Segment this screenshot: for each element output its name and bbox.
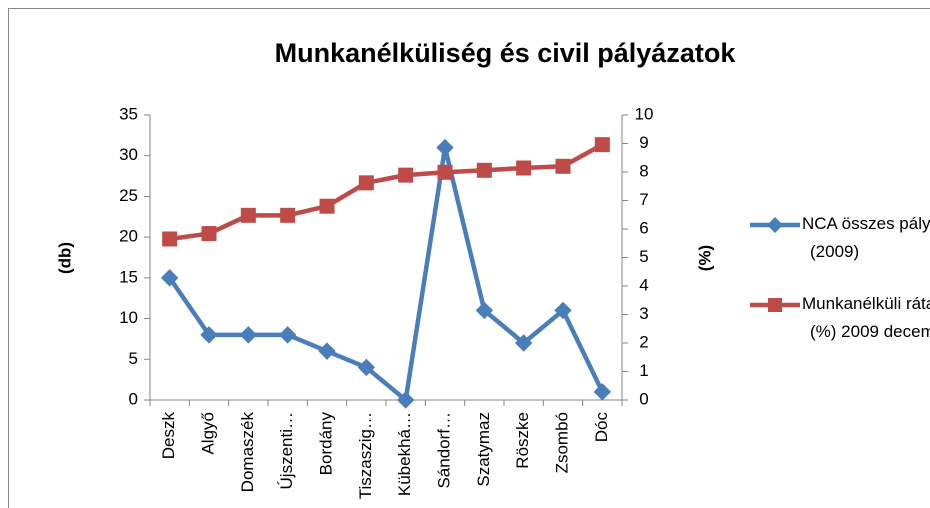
x-tick-label: Zsombó [552, 412, 571, 473]
legend-label-line: Munkanélküli ráta [802, 294, 930, 313]
legend-label: Munkanélküli ráta (%) 2009 december [802, 294, 930, 341]
x-tick-label: Deszk [159, 412, 178, 460]
legend-label-line: (%) 2009 december [810, 322, 930, 341]
y2-tick-label: 7 [639, 190, 648, 209]
y-tick-label: 15 [119, 267, 138, 286]
y2-axis-label: (%) [695, 245, 714, 271]
data-point [280, 207, 296, 223]
y2-tick-label: 9 [639, 133, 648, 152]
y-tick-label: 35 [119, 104, 138, 123]
x-tick-label: Tiszaszig… [356, 412, 375, 499]
x-tick-label: Kübekhá… [395, 412, 414, 496]
chart-title: Munkanélküliség és civil pályázatok [275, 38, 737, 68]
data-point [554, 301, 572, 320]
y-tick-label: 25 [119, 186, 138, 205]
data-point [594, 137, 610, 153]
y2-tick-label: 4 [639, 275, 648, 294]
data-point [162, 231, 178, 247]
x-tick-label: Röszke [513, 412, 532, 469]
data-point [200, 326, 218, 344]
data-point [240, 207, 256, 223]
data-point [514, 334, 533, 352]
y-tick-label: 30 [119, 145, 138, 164]
y-tick-label: 0 [129, 389, 138, 408]
x-tick-label: Dóc [592, 412, 611, 443]
y2-tick-label: 2 [639, 332, 648, 351]
chart-border [8, 8, 930, 508]
data-point [436, 138, 454, 157]
legend-label-line: (2009) [810, 242, 859, 261]
data-point [437, 164, 453, 180]
legend-marker [767, 217, 783, 233]
x-tick-label: Újszenti… [277, 412, 296, 489]
y2-tick-label: 5 [639, 247, 648, 266]
data-point [476, 162, 492, 178]
y2-tick-label: 1 [639, 361, 648, 380]
x-tick-label: Sándorf… [434, 412, 453, 489]
data-point [160, 269, 179, 287]
data-point [555, 158, 571, 174]
x-tick-label: Szatymaz [474, 412, 493, 487]
x-tick-label: Domaszék [238, 412, 257, 493]
y-axis-label: (db) [55, 242, 74, 274]
y2-tick-label: 0 [639, 389, 648, 408]
legend-label: NCA összes pályázat (2009) [802, 214, 930, 261]
legend-label-line: NCA összes pályázat [802, 214, 930, 233]
data-point [318, 342, 336, 360]
y2-tick-label: 6 [639, 218, 648, 237]
y-tick-label: 5 [129, 349, 138, 368]
data-point [357, 358, 376, 377]
x-tick-label: Bordány [316, 412, 335, 476]
data-point [516, 160, 532, 176]
data-point [239, 326, 258, 344]
data-point [475, 301, 494, 320]
data-point [396, 391, 415, 409]
data-point [319, 198, 335, 214]
data-point [358, 175, 374, 191]
x-tick-label: Algyő [198, 412, 217, 455]
data-point [398, 167, 414, 183]
data-point [593, 383, 612, 401]
y2-tick-label: 3 [639, 304, 648, 323]
y-tick-label: 20 [119, 227, 138, 246]
y2-tick-label: 10 [635, 104, 654, 123]
y-tick-label: 10 [119, 308, 138, 327]
y2-tick-label: 8 [639, 161, 648, 180]
legend-marker [768, 298, 782, 312]
data-point [278, 326, 297, 344]
data-point [201, 226, 217, 242]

+ + + + +

**WRITTEN REQUEST**
Rewrite the lines of the listing above as a numbered list, starting with the line that contains "x-tick-label: Zsombó [552, 412, 571, 473]" and going on through the line that contains "x-tick-label: Röszke [513, 412, 532, 469]". Leave out any blank lines.

**EXERCISE RESPONSE**
1. x-tick-label: Zsombó [552, 412, 571, 473]
2. legend-label-line: Munkanélküli ráta [802, 294, 930, 313]
3. legend-label: Munkanélküli ráta (%) 2009 december [802, 294, 930, 341]
4. x-tick-label: Deszk [159, 412, 178, 460]
5. legend-label-line: (%) 2009 december [810, 322, 930, 341]
6. y2-tick-label: 7 [639, 190, 648, 209]
7. y-tick-label: 15 [119, 267, 138, 286]
8. y2-axis-label: (%) [695, 245, 714, 271]
9. data-point [280, 207, 296, 223]
10. y2-tick-label: 9 [639, 133, 648, 152]
11. y-tick-label: 35 [119, 104, 138, 123]
12. x-tick-label: Tiszaszig… [356, 412, 375, 499]
13. x-tick-label: Kübekhá… [395, 412, 414, 496]
14. chart-title: Munkanélküliség és civil pályázatok [275, 38, 737, 68]
15. data-point [554, 301, 572, 320]
16. y-tick-label: 25 [119, 186, 138, 205]
17. data-point [594, 137, 610, 153]
18. y2-tick-label: 4 [639, 275, 648, 294]
19. data-point [162, 231, 178, 247]
20. x-tick-label: Röszke [513, 412, 532, 469]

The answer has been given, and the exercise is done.